Task to complete:
In the forum exchange about mortgage credit scores, which bureau's mortgage score is said to behave much like FICO 8 in valuing open loans that are mostly paid off?

Page extract:
- Opening Delimiter -

The first key thing I saw from your original post were these words:"I'd like to get a mortgage in 6-7 months...."
That's the money quote. That's what matters. And all of our responses need to be centered around that.
It turns out that the mortgage industry uses a very different set of scoring models from the ones that are used by most auto lenders or CC issuers. Those "mortgage scores" do not benefit from the SS Loan Technique in the same simple across the board fashion that your other scores will. That's because the mortgage model currently used by TransUnion and Equifax doesn't give you any points for having open loans and paying them down. They do care whether you have at least one installment loan, but it could be closed -- and if it is open it doesn't matter whether your installment utilization is 95% or 5%.
The Experian mortgage score, however, does behave much more like FICO 8 in valuing open loans that are mostly paid off.
So what you need to be doing is getting your CC debt reporting in ideal shape (one CC reporting with a small positive balance and all other cards reporting $0); and then pull all your FICO scores at myFICO. This pull will give you your mortgage scores as they will likely be when you need them in 7 months...
... but with one caverat. If you were to have an open loan and a total installment utilization of < 8.99%, you will gain maybe 10 points on your EX score. (Right now you have an open loan with total installment util of 50%.) If you have no open loans in 7 months (only closed ones) you will lose 20 points on the EX score. Both of those are estimates: I cannot say with confidence what the bonus or penalty will be. But the estimates are not too far off.
So you need to pull your mortgage scores (after optimizing your CC balances) and then come up with your final three scores in both scenarios. (Scenario #1 is exactly one loan with a total installment U < 8.99%. Scenario #2 is no open loans.)
Now compute your "middle" mortgage score for both scenarios, which is what your lenders will look at. If the middle score is significantly higher in scenario #1, then you know you need to implement the Alliant technique. If the middle score in scenario #2 is just as high as scenario #1, then you do not need to implement the Alliant technique. As a matter of fact, ONLY if the middle score is signifiantly higher in #1 should you implement the Alliant technique, since that technique will involve lowering your AAoA and reducing the age of your youngest account to 1-5 months.
Let me know if that makes sense.
Gotcha. My CC debt reporting is in GREAT SHAPE! <1% with only one card reporting. It's recurring and set up on auto-pay to PIF on the due date.
I have the Ultimate 3B package so I can pull these every 3 months. Experian is my low mortgage score at 675 (FICO 2), Transunion is 689 (FICO 4) and Equifax is 681 (FICO 5). These were pulled on 11/26 and one of the negs for Experian does state "The remaining balance on your mortgage or non-mortgage installment loans is too high." My Credit Builder loan was at 100% utilization on 11/26 when the mortgage scores were pulled. If I lose 20 points out of Experian, my middle score would be as it is now at 681. If I gain 10 points out of Experian, it would shift my middle score to the new Experian score of 685. My AoAA is 7yrs, 10mos. so I don't think a new account would beat me up too bad.

- Closing Delimiter -

Provided information:
- Opening Delimiter -

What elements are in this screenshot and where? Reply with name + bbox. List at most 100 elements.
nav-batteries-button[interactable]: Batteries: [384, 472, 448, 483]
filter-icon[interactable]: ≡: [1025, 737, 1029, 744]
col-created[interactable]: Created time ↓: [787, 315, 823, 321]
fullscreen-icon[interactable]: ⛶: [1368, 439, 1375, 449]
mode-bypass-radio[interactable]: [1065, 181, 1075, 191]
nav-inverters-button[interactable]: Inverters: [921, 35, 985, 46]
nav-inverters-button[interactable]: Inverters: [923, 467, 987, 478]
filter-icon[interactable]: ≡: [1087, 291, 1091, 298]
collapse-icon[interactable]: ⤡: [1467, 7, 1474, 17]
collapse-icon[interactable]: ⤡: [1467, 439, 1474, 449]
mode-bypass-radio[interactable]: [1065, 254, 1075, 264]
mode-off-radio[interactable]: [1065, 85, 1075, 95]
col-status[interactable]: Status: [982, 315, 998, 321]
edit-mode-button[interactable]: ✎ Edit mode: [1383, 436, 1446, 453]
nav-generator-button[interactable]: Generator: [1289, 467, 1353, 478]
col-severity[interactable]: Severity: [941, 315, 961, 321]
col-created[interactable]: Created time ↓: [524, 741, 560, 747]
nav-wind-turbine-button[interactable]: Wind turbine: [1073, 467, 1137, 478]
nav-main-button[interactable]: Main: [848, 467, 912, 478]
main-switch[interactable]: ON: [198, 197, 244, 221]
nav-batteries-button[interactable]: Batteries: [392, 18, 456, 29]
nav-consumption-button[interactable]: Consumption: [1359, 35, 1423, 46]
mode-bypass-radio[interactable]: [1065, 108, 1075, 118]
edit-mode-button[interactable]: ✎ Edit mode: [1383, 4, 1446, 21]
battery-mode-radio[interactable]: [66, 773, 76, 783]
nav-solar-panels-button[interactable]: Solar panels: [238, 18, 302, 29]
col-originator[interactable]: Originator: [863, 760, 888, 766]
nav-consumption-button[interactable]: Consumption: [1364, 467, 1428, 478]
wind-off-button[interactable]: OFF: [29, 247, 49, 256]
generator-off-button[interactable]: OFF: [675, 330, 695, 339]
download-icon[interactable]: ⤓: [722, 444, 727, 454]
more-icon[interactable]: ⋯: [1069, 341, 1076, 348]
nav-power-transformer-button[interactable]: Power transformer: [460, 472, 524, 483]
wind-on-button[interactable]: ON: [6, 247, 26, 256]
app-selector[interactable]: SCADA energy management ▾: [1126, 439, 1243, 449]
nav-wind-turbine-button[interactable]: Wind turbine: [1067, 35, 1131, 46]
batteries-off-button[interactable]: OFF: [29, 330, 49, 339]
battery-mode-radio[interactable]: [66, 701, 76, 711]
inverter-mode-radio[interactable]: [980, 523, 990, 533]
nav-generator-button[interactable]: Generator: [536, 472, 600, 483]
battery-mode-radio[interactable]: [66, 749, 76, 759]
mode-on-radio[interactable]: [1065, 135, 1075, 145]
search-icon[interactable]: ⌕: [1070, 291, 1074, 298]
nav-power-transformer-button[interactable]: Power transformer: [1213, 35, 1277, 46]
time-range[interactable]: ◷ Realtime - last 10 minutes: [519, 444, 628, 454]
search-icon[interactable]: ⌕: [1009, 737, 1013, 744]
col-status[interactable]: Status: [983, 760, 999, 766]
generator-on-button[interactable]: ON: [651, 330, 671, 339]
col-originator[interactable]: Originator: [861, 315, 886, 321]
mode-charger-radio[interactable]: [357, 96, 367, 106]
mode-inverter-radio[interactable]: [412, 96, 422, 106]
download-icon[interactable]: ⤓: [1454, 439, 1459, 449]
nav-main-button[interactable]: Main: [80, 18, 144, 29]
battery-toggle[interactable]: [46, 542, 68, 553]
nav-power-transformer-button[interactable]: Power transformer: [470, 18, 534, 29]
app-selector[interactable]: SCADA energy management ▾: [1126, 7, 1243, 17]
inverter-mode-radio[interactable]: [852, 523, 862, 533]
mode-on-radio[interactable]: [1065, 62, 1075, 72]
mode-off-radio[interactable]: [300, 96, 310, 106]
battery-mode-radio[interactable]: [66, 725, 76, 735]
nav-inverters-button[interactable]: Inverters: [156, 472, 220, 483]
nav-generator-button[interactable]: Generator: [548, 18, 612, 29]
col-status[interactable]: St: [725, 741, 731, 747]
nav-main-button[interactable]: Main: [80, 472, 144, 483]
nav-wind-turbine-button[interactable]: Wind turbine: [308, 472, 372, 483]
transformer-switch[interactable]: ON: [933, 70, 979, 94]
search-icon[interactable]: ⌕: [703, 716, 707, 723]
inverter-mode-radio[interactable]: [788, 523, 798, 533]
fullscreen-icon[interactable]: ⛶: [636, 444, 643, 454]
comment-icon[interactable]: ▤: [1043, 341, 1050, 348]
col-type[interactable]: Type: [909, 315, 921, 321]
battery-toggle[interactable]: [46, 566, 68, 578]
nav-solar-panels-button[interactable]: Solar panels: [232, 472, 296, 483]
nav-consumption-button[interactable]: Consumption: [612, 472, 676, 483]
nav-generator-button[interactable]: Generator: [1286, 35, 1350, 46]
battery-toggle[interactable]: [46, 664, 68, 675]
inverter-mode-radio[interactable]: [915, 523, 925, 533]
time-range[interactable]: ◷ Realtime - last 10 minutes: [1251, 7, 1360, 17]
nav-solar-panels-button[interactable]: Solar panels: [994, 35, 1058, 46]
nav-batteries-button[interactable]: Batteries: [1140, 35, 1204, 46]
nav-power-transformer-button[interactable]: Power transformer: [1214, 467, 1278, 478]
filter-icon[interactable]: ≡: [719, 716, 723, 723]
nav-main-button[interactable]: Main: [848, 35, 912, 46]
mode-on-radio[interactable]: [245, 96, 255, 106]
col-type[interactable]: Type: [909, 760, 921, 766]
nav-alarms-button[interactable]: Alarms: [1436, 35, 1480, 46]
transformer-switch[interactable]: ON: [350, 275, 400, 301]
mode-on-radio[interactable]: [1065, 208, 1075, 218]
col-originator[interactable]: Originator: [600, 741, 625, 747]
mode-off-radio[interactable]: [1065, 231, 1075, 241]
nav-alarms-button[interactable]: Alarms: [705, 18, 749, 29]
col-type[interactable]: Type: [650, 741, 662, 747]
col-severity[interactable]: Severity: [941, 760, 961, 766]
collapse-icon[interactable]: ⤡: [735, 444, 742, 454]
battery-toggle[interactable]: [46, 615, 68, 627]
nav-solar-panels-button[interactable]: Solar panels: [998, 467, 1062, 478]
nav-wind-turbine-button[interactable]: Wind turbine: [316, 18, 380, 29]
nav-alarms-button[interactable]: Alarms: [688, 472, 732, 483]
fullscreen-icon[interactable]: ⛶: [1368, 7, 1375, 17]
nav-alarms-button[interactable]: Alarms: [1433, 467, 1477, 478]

- Closing Delimiter -

Answer for this exercise:
The Experian mortgage score.